──────── Data supplied ────────

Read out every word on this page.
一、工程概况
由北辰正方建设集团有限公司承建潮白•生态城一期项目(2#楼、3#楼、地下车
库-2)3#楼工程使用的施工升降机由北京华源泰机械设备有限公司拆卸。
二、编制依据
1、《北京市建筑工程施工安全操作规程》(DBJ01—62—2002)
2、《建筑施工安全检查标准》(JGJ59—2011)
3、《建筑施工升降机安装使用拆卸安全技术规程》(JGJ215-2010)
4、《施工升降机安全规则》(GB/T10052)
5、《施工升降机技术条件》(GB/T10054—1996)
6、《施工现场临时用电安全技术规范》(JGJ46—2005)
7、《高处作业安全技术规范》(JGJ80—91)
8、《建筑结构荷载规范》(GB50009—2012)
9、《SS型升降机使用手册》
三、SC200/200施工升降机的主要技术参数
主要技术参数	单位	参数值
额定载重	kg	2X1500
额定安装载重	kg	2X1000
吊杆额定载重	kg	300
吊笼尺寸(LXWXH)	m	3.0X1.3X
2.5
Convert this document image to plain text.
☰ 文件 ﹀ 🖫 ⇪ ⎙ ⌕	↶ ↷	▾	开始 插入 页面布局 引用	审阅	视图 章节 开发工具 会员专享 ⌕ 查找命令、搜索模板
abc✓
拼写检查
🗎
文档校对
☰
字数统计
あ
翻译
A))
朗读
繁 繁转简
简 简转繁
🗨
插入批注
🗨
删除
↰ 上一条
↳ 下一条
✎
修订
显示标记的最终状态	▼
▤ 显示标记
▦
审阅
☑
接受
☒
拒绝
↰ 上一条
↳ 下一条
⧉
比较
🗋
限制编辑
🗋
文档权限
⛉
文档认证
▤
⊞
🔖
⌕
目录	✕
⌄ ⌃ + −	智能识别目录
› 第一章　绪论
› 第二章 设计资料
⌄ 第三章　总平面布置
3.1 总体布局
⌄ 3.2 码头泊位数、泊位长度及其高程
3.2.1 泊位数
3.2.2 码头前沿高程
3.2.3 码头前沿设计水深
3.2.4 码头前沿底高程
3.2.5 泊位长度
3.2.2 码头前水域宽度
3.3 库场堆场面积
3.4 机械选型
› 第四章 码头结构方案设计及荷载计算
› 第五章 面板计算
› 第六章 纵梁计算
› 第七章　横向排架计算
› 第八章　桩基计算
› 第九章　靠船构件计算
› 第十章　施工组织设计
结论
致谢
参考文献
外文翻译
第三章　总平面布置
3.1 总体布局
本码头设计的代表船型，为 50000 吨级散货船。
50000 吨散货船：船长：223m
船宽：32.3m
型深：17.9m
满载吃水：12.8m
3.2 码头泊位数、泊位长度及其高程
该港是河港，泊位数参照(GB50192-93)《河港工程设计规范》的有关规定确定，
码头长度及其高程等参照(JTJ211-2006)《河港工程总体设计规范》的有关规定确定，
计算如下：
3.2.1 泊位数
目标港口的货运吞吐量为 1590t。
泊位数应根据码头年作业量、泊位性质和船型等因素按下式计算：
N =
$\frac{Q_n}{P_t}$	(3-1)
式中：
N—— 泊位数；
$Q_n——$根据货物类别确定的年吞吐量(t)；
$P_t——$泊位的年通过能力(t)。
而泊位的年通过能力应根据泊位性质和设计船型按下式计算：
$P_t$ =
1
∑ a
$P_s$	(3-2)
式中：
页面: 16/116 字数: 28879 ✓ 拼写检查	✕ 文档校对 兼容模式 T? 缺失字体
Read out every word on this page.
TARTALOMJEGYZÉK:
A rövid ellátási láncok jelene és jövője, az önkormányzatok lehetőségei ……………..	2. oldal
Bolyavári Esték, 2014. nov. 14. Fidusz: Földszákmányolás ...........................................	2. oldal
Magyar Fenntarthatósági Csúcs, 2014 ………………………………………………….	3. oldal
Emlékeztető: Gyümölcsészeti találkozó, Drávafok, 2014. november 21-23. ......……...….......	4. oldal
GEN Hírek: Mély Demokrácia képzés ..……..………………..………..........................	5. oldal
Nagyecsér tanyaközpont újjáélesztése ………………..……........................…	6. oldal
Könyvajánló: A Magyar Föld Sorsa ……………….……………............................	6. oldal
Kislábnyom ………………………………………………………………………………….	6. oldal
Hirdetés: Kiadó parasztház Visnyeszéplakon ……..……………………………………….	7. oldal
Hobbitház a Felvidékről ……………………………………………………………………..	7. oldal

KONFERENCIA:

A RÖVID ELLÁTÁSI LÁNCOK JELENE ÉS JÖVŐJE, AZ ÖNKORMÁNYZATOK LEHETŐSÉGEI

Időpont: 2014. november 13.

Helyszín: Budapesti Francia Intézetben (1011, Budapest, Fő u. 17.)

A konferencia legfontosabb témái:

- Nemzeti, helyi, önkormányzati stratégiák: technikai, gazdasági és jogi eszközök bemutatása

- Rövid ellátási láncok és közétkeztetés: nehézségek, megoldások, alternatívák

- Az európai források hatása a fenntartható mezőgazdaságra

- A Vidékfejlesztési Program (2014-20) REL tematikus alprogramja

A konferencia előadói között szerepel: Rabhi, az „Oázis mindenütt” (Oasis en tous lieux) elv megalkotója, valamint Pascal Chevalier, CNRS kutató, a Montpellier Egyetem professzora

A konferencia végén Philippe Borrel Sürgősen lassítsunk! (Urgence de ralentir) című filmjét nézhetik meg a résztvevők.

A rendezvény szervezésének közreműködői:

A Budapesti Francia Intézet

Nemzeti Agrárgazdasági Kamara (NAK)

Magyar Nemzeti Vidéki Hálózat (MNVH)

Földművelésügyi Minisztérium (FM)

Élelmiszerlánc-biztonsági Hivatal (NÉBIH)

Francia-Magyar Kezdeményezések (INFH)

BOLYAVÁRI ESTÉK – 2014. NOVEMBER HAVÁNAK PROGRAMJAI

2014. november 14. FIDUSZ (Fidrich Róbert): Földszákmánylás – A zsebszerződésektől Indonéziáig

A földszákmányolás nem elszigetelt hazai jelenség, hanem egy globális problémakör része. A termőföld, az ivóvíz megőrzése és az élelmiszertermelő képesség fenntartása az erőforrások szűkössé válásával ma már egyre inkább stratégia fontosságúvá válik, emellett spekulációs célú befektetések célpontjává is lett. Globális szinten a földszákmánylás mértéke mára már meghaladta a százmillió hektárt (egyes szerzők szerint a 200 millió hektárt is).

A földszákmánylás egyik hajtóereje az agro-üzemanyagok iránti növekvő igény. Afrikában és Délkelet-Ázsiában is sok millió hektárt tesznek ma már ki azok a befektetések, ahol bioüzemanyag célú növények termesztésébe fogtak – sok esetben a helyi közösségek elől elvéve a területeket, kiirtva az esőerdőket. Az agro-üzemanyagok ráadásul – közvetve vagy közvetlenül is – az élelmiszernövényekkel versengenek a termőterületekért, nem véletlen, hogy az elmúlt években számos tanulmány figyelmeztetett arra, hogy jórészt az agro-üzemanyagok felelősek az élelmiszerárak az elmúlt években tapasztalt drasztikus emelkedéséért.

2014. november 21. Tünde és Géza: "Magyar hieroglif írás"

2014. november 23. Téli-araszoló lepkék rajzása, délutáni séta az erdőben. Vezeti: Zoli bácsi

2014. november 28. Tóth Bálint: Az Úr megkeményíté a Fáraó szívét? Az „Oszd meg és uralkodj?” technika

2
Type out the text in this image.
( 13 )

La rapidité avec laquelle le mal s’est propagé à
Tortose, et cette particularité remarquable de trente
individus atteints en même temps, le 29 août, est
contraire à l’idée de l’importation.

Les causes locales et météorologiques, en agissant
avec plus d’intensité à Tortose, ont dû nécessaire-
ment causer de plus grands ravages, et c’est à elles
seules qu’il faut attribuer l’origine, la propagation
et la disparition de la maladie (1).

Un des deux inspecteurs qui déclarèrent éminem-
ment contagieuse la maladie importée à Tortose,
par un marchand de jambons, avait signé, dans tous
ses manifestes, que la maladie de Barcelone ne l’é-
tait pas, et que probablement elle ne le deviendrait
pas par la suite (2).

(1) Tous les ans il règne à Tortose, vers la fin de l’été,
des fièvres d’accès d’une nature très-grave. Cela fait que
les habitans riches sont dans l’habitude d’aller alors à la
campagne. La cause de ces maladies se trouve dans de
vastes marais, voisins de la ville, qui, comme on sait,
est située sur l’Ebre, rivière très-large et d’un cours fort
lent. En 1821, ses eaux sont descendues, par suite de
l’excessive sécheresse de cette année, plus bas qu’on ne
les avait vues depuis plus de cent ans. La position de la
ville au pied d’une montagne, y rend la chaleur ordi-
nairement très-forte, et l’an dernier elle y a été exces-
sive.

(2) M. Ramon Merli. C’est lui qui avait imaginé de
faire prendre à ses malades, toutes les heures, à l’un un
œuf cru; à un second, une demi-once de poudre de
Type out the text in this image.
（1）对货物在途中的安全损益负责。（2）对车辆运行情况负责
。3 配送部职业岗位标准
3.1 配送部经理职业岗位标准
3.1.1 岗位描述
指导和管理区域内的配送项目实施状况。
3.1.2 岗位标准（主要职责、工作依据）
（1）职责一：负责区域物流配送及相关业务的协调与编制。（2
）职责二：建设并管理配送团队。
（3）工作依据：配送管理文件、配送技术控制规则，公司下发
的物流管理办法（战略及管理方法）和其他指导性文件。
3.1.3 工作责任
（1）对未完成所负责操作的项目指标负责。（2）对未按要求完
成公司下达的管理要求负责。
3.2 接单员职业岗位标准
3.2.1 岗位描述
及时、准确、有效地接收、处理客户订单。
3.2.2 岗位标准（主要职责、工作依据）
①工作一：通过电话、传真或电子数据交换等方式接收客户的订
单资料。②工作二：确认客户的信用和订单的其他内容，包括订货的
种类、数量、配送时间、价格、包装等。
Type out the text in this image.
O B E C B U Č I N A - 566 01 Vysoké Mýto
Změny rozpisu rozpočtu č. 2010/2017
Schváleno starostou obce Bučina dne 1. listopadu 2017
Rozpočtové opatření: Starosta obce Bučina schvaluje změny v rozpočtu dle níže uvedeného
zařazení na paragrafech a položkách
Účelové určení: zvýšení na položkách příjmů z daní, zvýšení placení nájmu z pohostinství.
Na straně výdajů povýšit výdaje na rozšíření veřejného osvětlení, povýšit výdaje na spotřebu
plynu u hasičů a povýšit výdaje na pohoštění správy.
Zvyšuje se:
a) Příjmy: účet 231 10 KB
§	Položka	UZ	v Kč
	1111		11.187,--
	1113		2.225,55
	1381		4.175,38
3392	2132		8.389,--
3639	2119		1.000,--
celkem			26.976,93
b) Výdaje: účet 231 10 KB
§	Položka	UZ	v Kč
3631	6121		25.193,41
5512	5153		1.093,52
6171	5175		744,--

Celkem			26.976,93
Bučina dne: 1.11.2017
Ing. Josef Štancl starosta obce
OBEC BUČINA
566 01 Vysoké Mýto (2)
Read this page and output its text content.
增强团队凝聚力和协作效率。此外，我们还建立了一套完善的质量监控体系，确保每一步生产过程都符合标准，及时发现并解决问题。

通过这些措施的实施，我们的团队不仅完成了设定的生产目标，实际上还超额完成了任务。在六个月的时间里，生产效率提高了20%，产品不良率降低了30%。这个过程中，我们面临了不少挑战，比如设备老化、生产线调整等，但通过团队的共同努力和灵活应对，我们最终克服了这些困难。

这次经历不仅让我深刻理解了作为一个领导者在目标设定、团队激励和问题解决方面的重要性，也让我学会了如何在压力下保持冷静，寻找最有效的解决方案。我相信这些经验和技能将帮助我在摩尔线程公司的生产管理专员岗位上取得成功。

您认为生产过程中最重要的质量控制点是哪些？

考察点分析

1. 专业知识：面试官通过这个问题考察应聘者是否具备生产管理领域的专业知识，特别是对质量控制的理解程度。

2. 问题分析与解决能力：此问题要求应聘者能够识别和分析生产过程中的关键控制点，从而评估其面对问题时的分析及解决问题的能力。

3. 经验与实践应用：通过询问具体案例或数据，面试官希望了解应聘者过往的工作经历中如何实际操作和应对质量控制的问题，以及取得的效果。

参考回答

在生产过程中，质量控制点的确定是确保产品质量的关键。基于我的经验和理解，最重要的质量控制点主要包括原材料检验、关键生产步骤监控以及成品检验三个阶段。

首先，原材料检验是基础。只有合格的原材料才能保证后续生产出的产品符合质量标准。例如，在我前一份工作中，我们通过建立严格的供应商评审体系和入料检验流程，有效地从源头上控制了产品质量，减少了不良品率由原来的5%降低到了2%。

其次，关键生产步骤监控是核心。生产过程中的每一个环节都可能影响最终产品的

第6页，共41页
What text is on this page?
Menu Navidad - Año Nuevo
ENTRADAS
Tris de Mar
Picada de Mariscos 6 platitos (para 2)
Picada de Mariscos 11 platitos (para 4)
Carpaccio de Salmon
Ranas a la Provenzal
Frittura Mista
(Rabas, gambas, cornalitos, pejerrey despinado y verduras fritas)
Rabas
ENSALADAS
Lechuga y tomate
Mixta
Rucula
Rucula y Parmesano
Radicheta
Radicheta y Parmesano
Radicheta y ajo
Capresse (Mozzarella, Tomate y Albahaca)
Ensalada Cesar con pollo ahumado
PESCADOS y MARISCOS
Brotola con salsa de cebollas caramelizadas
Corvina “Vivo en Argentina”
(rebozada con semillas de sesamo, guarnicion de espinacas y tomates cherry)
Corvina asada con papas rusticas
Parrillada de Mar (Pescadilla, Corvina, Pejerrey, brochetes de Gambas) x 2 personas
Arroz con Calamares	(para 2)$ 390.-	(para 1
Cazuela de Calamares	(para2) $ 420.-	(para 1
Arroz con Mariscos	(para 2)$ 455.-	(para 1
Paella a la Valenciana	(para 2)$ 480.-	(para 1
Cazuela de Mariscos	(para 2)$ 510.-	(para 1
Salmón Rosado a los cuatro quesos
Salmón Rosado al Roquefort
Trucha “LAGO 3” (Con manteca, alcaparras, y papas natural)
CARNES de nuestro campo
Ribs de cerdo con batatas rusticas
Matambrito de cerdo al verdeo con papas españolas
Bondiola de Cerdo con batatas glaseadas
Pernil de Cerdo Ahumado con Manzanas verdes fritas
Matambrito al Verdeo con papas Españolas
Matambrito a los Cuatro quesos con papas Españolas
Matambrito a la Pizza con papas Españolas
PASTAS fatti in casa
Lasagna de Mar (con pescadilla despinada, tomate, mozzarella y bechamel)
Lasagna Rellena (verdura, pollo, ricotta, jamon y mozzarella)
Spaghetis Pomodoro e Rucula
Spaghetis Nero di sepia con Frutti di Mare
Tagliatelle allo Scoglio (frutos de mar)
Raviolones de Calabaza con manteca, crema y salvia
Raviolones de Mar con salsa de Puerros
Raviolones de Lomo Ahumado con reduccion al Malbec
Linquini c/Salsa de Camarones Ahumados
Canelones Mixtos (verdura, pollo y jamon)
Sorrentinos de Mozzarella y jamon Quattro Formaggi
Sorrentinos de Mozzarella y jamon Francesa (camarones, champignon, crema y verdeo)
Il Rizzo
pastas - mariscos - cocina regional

────────

Required task
Copy out each line of the records where the string "avec" appears.

Result for this task
La rapidité avec laquelle le mal s’est propagé à
avec plus d’intensité à Tortose, ont dû nécessaire-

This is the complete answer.